Stored items from a collection:
START

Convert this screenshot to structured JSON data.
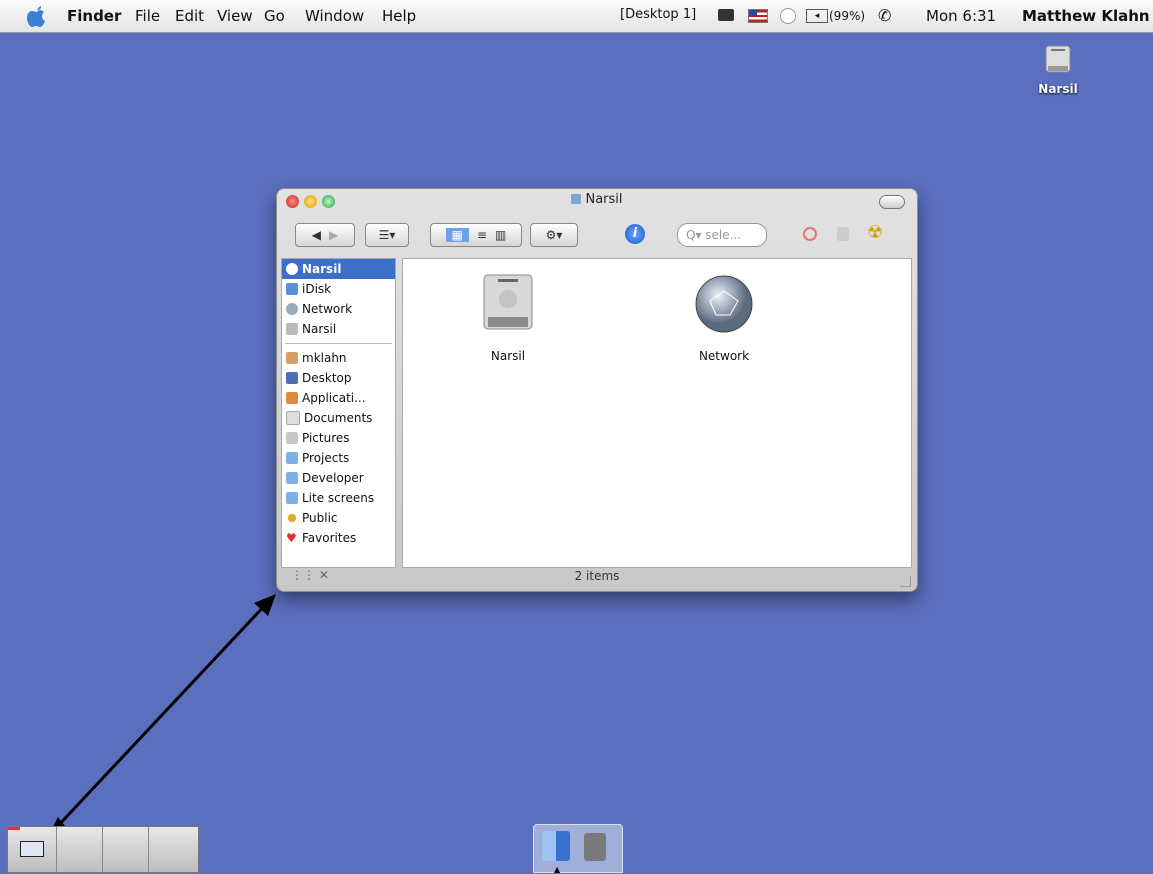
{
  "menubar": {
    "app": "Finder",
    "menus": [
      "File",
      "Edit",
      "View",
      "Go",
      "Window",
      "Help"
    ],
    "desktop": "[Desktop 1]",
    "battery": "(99%)",
    "clock": "Mon 6:31",
    "user": "Matthew Klahn"
  },
  "desktop": {
    "icon_label": "Narsil"
  },
  "window": {
    "title": "Narsil",
    "search_placeholder": "Q▾ sele...",
    "sidebar": {
      "volumes": [
        "Narsil",
        "iDisk",
        "Network",
        "Narsil"
      ],
      "places": [
        "mklahn",
        "Desktop",
        "Applicati...",
        "Documents",
        "Pictures",
        "Projects",
        "Developer",
        "Lite screens",
        "Public",
        "Favorites"
      ]
    },
    "items": [
      "Narsil",
      "Network"
    ],
    "status": "2 items"
  },
  "colors": {
    "desktop": "#5b6fbf",
    "selection": "#3d6ec9"
  }
}
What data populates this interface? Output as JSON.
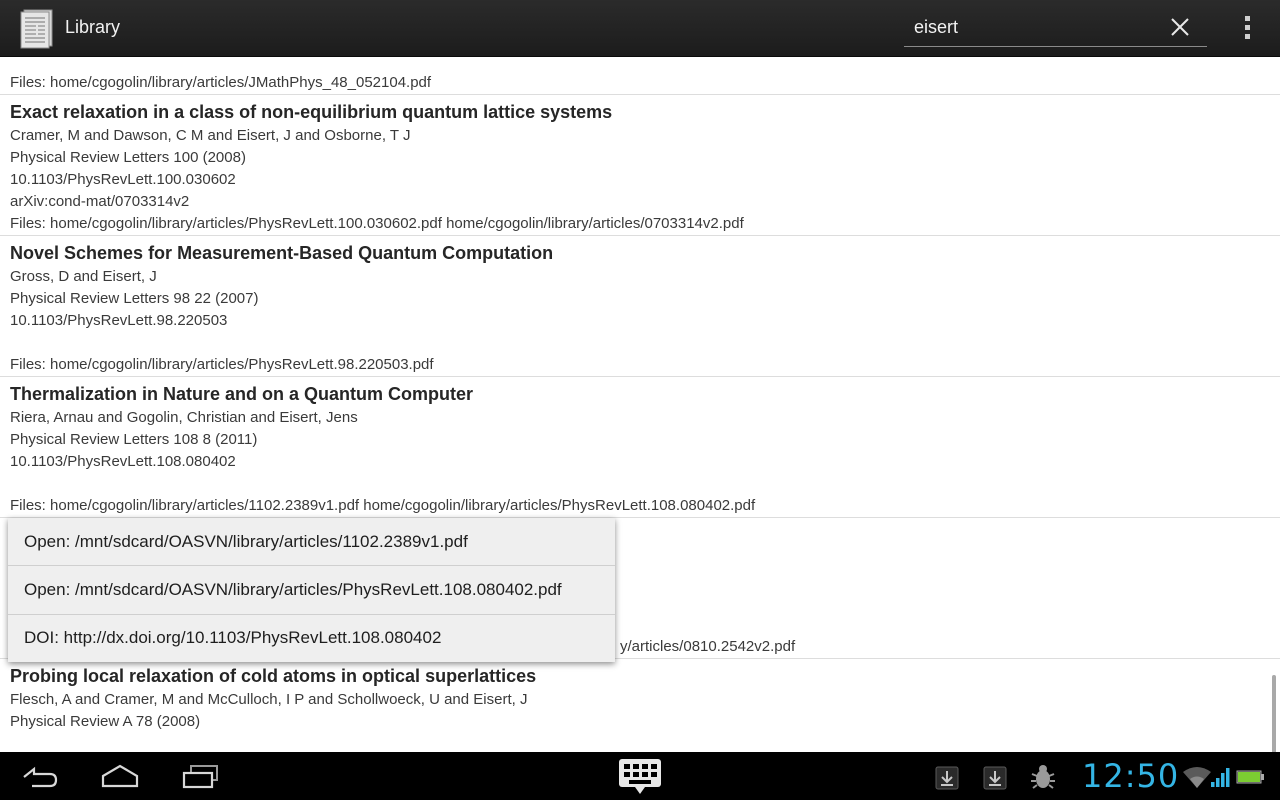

END

- [Brief] Review the material and copy each line in which the word "data" appears.

- [Solution below]
Convert this screenshot to structured JSON data.
What data populates this interface? Output as JSON.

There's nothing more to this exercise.